▸ Listed records
^^^^^^^^^^^^^^^^
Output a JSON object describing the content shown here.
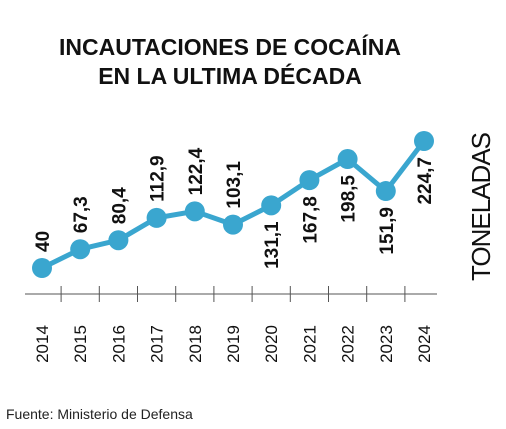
{
  "title_line1": "INCAUTACIONES DE COCAÍNA",
  "title_line2": "EN LA ULTIMA DÉCADA",
  "source": "Fuente: Ministerio de Defensa",
  "colors": {
    "line": "#3aa6cf",
    "marker": "#3aa6cf",
    "text": "#111111"
  },
  "chart_data": {
    "type": "line",
    "title": "INCAUTACIONES DE COCAÍNA EN LA ULTIMA DÉCADA",
    "xlabel": "",
    "ylabel": "TONELADAS",
    "categories": [
      "2014",
      "2015",
      "2016",
      "2017",
      "2018",
      "2019",
      "2020",
      "2021",
      "2022",
      "2023",
      "2024"
    ],
    "series": [
      {
        "values": [
          40,
          67.3,
          80.4,
          112.9,
          122.4,
          103.1,
          131.1,
          167.8,
          198.5,
          151.9,
          224.7
        ],
        "labels": [
          "40",
          "67,3",
          "80,4",
          "112,9",
          "122,4",
          "103,1",
          "131,1",
          "167,8",
          "198,5",
          "151,9",
          "224,7"
        ],
        "label_position": [
          "above",
          "above",
          "above",
          "above",
          "above",
          "above",
          "below",
          "below",
          "below",
          "below",
          "below"
        ]
      }
    ],
    "ylim": [
      0,
      240
    ],
    "grid": false,
    "legend": "none"
  }
}
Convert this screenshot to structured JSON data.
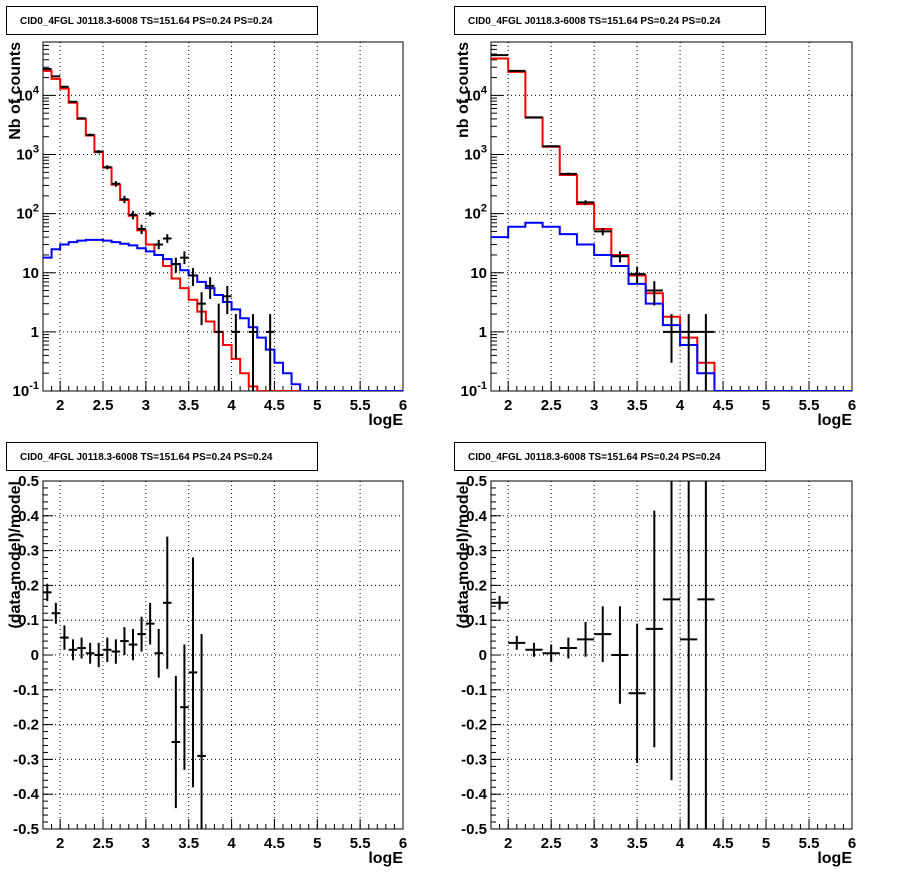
{
  "colors": {
    "model_total": "#ff0000",
    "background": "#0000ff",
    "data": "#000000",
    "grid": "#000000"
  },
  "chart_data": [
    {
      "type": "line",
      "title": "CID0_4FGL J0118.3-6008 TS=151.64 PS=0.24 PS=0.24",
      "xlabel": "logE",
      "ylabel": "Nb of counts",
      "yscale": "log",
      "xlim": [
        1.8,
        6.0
      ],
      "ylim": [
        0.1,
        80000
      ],
      "xticks": [
        "2",
        "2.5",
        "3",
        "3.5",
        "4",
        "4.5",
        "5",
        "5.5",
        "6"
      ],
      "yticks": [
        "10^-1",
        "1",
        "10",
        "10^2",
        "10^3",
        "10^4"
      ],
      "grid": true,
      "legend": "none",
      "bin_edges": [
        1.8,
        1.9,
        2.0,
        2.1,
        2.2,
        2.3,
        2.4,
        2.5,
        2.6,
        2.7,
        2.8,
        2.9,
        3.0,
        3.1,
        3.2,
        3.3,
        3.4,
        3.5,
        3.6,
        3.7,
        3.8,
        3.9,
        4.0,
        4.1,
        4.2,
        4.3,
        4.4,
        4.5,
        4.6,
        4.7,
        4.8,
        4.9,
        5.0,
        5.1,
        5.2,
        5.3,
        5.4,
        5.5,
        5.6,
        5.7,
        5.8,
        5.9,
        6.0
      ],
      "series": [
        {
          "values": [
            26000,
            19000,
            13000,
            7500,
            4000,
            2100,
            1100,
            600,
            310,
            170,
            92,
            52,
            30,
            20,
            13,
            8,
            5.5,
            3.5,
            2.2,
            1.5,
            1.0,
            0.6,
            0.35,
            0.2,
            0.12,
            0.1,
            0.1,
            0.1,
            0.1,
            0.1,
            0.1,
            0.1,
            0.1,
            0.1,
            0.1,
            0.1,
            0.1,
            0.1,
            0.1,
            0.1,
            0.1,
            0.1
          ]
        },
        {
          "values": [
            18,
            25,
            30,
            33,
            35,
            36,
            36,
            35,
            33,
            31,
            29,
            26,
            23,
            20,
            17,
            14,
            11,
            9,
            7,
            5.5,
            4.2,
            3.2,
            2.4,
            1.7,
            1.2,
            0.8,
            0.5,
            0.3,
            0.2,
            0.13,
            0.1,
            0.1,
            0.1,
            0.1,
            0.1,
            0.1,
            0.1,
            0.1,
            0.1,
            0.1,
            0.1,
            0.1
          ]
        }
      ],
      "points": [
        {
          "x": 1.85,
          "y": 28000,
          "ylo": 27500,
          "yhi": 28500
        },
        {
          "x": 1.95,
          "y": 21000,
          "ylo": 20500,
          "yhi": 21500
        },
        {
          "x": 2.05,
          "y": 14000,
          "ylo": 13600,
          "yhi": 14400
        },
        {
          "x": 2.15,
          "y": 7800,
          "ylo": 7600,
          "yhi": 8000
        },
        {
          "x": 2.25,
          "y": 4100,
          "ylo": 3950,
          "yhi": 4250
        },
        {
          "x": 2.35,
          "y": 2150,
          "ylo": 2050,
          "yhi": 2250
        },
        {
          "x": 2.45,
          "y": 1120,
          "ylo": 1050,
          "yhi": 1190
        },
        {
          "x": 2.55,
          "y": 610,
          "ylo": 560,
          "yhi": 660
        },
        {
          "x": 2.65,
          "y": 320,
          "ylo": 285,
          "yhi": 355
        },
        {
          "x": 2.75,
          "y": 175,
          "ylo": 150,
          "yhi": 200
        },
        {
          "x": 2.85,
          "y": 95,
          "ylo": 80,
          "yhi": 110
        },
        {
          "x": 2.95,
          "y": 55,
          "ylo": 45,
          "yhi": 65
        },
        {
          "x": 3.05,
          "y": 100,
          "ylo": 90,
          "yhi": 110
        },
        {
          "x": 3.15,
          "y": 30,
          "ylo": 25,
          "yhi": 36
        },
        {
          "x": 3.25,
          "y": 38,
          "ylo": 32,
          "yhi": 45
        },
        {
          "x": 3.35,
          "y": 14,
          "ylo": 10,
          "yhi": 18
        },
        {
          "x": 3.45,
          "y": 18,
          "ylo": 14,
          "yhi": 23
        },
        {
          "x": 3.55,
          "y": 9,
          "ylo": 6,
          "yhi": 12
        },
        {
          "x": 3.65,
          "y": 3,
          "ylo": 1.3,
          "yhi": 4.7
        },
        {
          "x": 3.75,
          "y": 6,
          "ylo": 3.6,
          "yhi": 8.4
        },
        {
          "x": 3.85,
          "y": 1,
          "ylo": 0.1,
          "yhi": 3
        },
        {
          "x": 3.95,
          "y": 4,
          "ylo": 2,
          "yhi": 6
        },
        {
          "x": 4.05,
          "y": 1,
          "ylo": 0.35,
          "yhi": 2
        },
        {
          "x": 4.25,
          "y": 1,
          "ylo": 0.1,
          "yhi": 2
        },
        {
          "x": 4.45,
          "y": 1,
          "ylo": 0.1,
          "yhi": 2
        }
      ]
    },
    {
      "type": "line",
      "title": "CID0_4FGL J0118.3-6008 TS=151.64 PS=0.24 PS=0.24",
      "xlabel": "logE",
      "ylabel": "nb of counts",
      "yscale": "log",
      "xlim": [
        1.8,
        6.0
      ],
      "ylim": [
        0.1,
        80000
      ],
      "xticks": [
        "2",
        "2.5",
        "3",
        "3.5",
        "4",
        "4.5",
        "5",
        "5.5",
        "6"
      ],
      "yticks": [
        "10^-1",
        "1",
        "10",
        "10^2",
        "10^3",
        "10^4"
      ],
      "grid": true,
      "legend": "none",
      "bin_edges": [
        1.8,
        2.0,
        2.2,
        2.4,
        2.6,
        2.8,
        3.0,
        3.2,
        3.4,
        3.6,
        3.8,
        4.0,
        4.2,
        4.4,
        4.6,
        4.8,
        5.0,
        5.2,
        5.4,
        5.6,
        5.8,
        6.0
      ],
      "series": [
        {
          "values": [
            42000,
            25000,
            4200,
            1350,
            450,
            145,
            55,
            20,
            9,
            4.5,
            1.8,
            0.8,
            0.3,
            0.1,
            0.1,
            0.1,
            0.1,
            0.1,
            0.1,
            0.1,
            0.1
          ]
        },
        {
          "values": [
            40,
            60,
            70,
            60,
            45,
            30,
            20,
            13,
            6.5,
            3,
            1.3,
            0.6,
            0.2,
            0.1,
            0.1,
            0.1,
            0.1,
            0.1,
            0.1,
            0.1,
            0.1
          ]
        }
      ],
      "points": [
        {
          "x": 1.9,
          "y": 48000,
          "ylo": 47500,
          "yhi": 48500
        },
        {
          "x": 2.1,
          "y": 26000,
          "ylo": 25700,
          "yhi": 26300
        },
        {
          "x": 2.3,
          "y": 4250,
          "ylo": 4150,
          "yhi": 4350
        },
        {
          "x": 2.5,
          "y": 1380,
          "ylo": 1330,
          "yhi": 1430
        },
        {
          "x": 2.7,
          "y": 470,
          "ylo": 445,
          "yhi": 495
        },
        {
          "x": 2.9,
          "y": 155,
          "ylo": 142,
          "yhi": 168
        },
        {
          "x": 3.1,
          "y": 50,
          "ylo": 43,
          "yhi": 57
        },
        {
          "x": 3.3,
          "y": 19,
          "ylo": 15,
          "yhi": 23
        },
        {
          "x": 3.5,
          "y": 9.5,
          "ylo": 6.5,
          "yhi": 12.5
        },
        {
          "x": 3.7,
          "y": 5,
          "ylo": 2.8,
          "yhi": 7.2
        },
        {
          "x": 3.9,
          "y": 1,
          "ylo": 0.3,
          "yhi": 2
        },
        {
          "x": 4.1,
          "y": 1,
          "ylo": 0.1,
          "yhi": 2
        },
        {
          "x": 4.3,
          "y": 1,
          "ylo": 0.1,
          "yhi": 2
        }
      ]
    },
    {
      "type": "scatter",
      "title": "CID0_4FGL J0118.3-6008 TS=151.64 PS=0.24 PS=0.24",
      "xlabel": "logE",
      "ylabel": "(data-model)/model",
      "yscale": "linear",
      "xlim": [
        1.8,
        6.0
      ],
      "ylim": [
        -0.5,
        0.5
      ],
      "xticks": [
        "2",
        "2.5",
        "3",
        "3.5",
        "4",
        "4.5",
        "5",
        "5.5",
        "6"
      ],
      "yticks": [
        "-0.5",
        "-0.4",
        "-0.3",
        "-0.2",
        "-0.1",
        "0",
        "0.1",
        "0.2",
        "0.3",
        "0.4",
        "0.5"
      ],
      "grid": true,
      "legend": "none",
      "bin_halfwidth": 0.05,
      "points": [
        {
          "x": 1.85,
          "y": 0.18,
          "err": 0.025
        },
        {
          "x": 1.95,
          "y": 0.12,
          "err": 0.03
        },
        {
          "x": 2.05,
          "y": 0.05,
          "err": 0.035
        },
        {
          "x": 2.15,
          "y": 0.015,
          "err": 0.03
        },
        {
          "x": 2.25,
          "y": 0.02,
          "err": 0.03
        },
        {
          "x": 2.35,
          "y": 0.005,
          "err": 0.03
        },
        {
          "x": 2.45,
          "y": 0.0,
          "err": 0.035
        },
        {
          "x": 2.55,
          "y": 0.015,
          "err": 0.035
        },
        {
          "x": 2.65,
          "y": 0.01,
          "err": 0.035
        },
        {
          "x": 2.75,
          "y": 0.04,
          "err": 0.04
        },
        {
          "x": 2.85,
          "y": 0.03,
          "err": 0.045
        },
        {
          "x": 2.95,
          "y": 0.06,
          "err": 0.05
        },
        {
          "x": 3.05,
          "y": 0.09,
          "err": 0.06
        },
        {
          "x": 3.15,
          "y": 0.005,
          "err": 0.07
        },
        {
          "x": 3.25,
          "y": 0.15,
          "err": 0.19
        },
        {
          "x": 3.35,
          "y": -0.25,
          "err": 0.19
        },
        {
          "x": 3.45,
          "y": -0.15,
          "err": 0.18
        },
        {
          "x": 3.55,
          "y": -0.05,
          "err": 0.33
        },
        {
          "x": 3.65,
          "y": -0.29,
          "err": 0.35
        }
      ]
    },
    {
      "type": "scatter",
      "title": "CID0_4FGL J0118.3-6008 TS=151.64 PS=0.24 PS=0.24",
      "xlabel": "logE",
      "ylabel": "(data-model)/model",
      "yscale": "linear",
      "xlim": [
        1.8,
        6.0
      ],
      "ylim": [
        -0.5,
        0.5
      ],
      "xticks": [
        "2",
        "2.5",
        "3",
        "3.5",
        "4",
        "4.5",
        "5",
        "5.5",
        "6"
      ],
      "yticks": [
        "-0.5",
        "-0.4",
        "-0.3",
        "-0.2",
        "-0.1",
        "0",
        "0.1",
        "0.2",
        "0.3",
        "0.4",
        "0.5"
      ],
      "grid": true,
      "legend": "none",
      "bin_halfwidth": 0.1,
      "points": [
        {
          "x": 1.9,
          "y": 0.15,
          "err": 0.02
        },
        {
          "x": 2.1,
          "y": 0.035,
          "err": 0.02
        },
        {
          "x": 2.3,
          "y": 0.015,
          "err": 0.02
        },
        {
          "x": 2.5,
          "y": 0.005,
          "err": 0.025
        },
        {
          "x": 2.7,
          "y": 0.02,
          "err": 0.03
        },
        {
          "x": 2.9,
          "y": 0.045,
          "err": 0.05
        },
        {
          "x": 3.1,
          "y": 0.06,
          "err": 0.08
        },
        {
          "x": 3.3,
          "y": 0.0,
          "err": 0.14
        },
        {
          "x": 3.5,
          "y": -0.11,
          "err": 0.2
        },
        {
          "x": 3.7,
          "y": 0.075,
          "err": 0.34
        },
        {
          "x": 3.9,
          "y": 0.16,
          "err": 0.52
        },
        {
          "x": 4.1,
          "y": 0.045,
          "err": 0.85
        },
        {
          "x": 4.3,
          "y": 0.16,
          "err": 0.9
        }
      ]
    }
  ]
}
^^^^^^^^^^^^^^^^
Tally the lines in the records above that contain the word "DÉCADA", and give only that number.

2